— DIRECTIVE —
Extract the full set of records, then give each one again exactly.

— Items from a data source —
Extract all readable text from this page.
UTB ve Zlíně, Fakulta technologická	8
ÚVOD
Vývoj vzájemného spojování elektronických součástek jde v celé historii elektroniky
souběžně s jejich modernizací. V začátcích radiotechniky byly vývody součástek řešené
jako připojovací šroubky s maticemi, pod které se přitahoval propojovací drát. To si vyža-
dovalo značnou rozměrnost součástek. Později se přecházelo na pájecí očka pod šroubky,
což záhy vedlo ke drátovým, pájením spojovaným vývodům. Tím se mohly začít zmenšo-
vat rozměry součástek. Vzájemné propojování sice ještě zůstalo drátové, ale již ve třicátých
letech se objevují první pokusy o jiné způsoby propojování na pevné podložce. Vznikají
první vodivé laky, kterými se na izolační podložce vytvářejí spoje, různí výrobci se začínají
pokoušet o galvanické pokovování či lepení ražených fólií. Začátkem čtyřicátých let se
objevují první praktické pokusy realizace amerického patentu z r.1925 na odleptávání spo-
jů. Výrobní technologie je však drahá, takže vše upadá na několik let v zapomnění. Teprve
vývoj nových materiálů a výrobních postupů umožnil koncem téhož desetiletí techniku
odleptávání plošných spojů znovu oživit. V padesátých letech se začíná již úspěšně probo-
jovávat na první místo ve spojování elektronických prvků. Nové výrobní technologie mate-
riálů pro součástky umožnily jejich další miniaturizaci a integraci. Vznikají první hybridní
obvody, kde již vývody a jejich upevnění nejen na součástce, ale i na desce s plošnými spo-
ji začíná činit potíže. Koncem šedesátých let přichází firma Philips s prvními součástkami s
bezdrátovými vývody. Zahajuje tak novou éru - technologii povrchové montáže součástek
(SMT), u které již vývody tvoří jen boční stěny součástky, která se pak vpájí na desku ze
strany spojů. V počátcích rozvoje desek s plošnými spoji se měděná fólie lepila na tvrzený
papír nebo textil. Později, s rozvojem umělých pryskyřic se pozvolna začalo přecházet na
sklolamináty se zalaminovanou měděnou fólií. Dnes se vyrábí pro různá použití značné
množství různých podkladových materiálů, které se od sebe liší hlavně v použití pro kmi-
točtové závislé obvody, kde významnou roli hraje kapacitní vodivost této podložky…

— TASK SOLUTION —
Extract all readable text from this page.
UTB ve Zlíně, Fakulta technologická	8
ÚVOD
Vývoj vzájemného spojování elektronických součástek jde v celé historii elektroniky
souběžně s jejich modernizací. V začátcích radiotechniky byly vývody součástek řešené
jako připojovací šroubky s maticemi, pod které se přitahoval propojovací drát. To si vyža-
dovalo značnou rozměrnost součástek. Později se přecházelo na pájecí očka pod šroubky,
což záhy vedlo ke drátovým, pájením spojovaným vývodům. Tím se mohly začít zmenšo-
vat rozměry součástek. Vzájemné propojování sice ještě zůstalo drátové, ale již ve třicátých
letech se objevují první pokusy o jiné způsoby propojování na pevné podložce. Vznikají
první vodivé laky, kterými se na izolační podložce vytvářejí spoje, různí výrobci se začínají
pokoušet o galvanické pokovování či lepení ražených fólií. Začátkem čtyřicátých let se
objevují první praktické pokusy realizace amerického patentu z r.1925 na odleptávání spo-
jů. Výrobní technologie je však drahá, takže vše upadá na několik let v zapomnění. Teprve
vývoj nových materiálů a výrobních postupů umožnil koncem téhož desetiletí techniku
odleptávání plošných spojů znovu oživit. V padesátých letech se začíná již úspěšně probo-
jovávat na první místo ve spojování elektronických prvků. Nové výrobní technologie mate-
riálů pro součástky umožnily jejich další miniaturizaci a integraci. Vznikají první hybridní
obvody, kde již vývody a jejich upevnění nejen na součástce, ale i na desce s plošnými spo-
ji začíná činit potíže. Koncem šedesátých let přichází firma Philips s prvními součástkami s
bezdrátovými vývody. Zahajuje tak novou éru - technologii povrchové montáže součástek
(SMT), u které již vývody tvoří jen boční stěny součástky, která se pak vpájí na desku ze
strany spojů. V počátcích rozvoje desek s plošnými spoji se měděná fólie lepila na tvrzený
papír nebo textil. Později, s rozvojem umělých pryskyřic se pozvolna začalo přecházet na
sklolamináty se zalaminovanou měděnou fólií. Dnes se vyrábí pro různá použití značné
množství různých podkladových materiálů, které se od sebe liší hlavně v použití pro kmi-
točtové závislé obvody, kde významnou roli hraje kapacitní vodivost této podložky…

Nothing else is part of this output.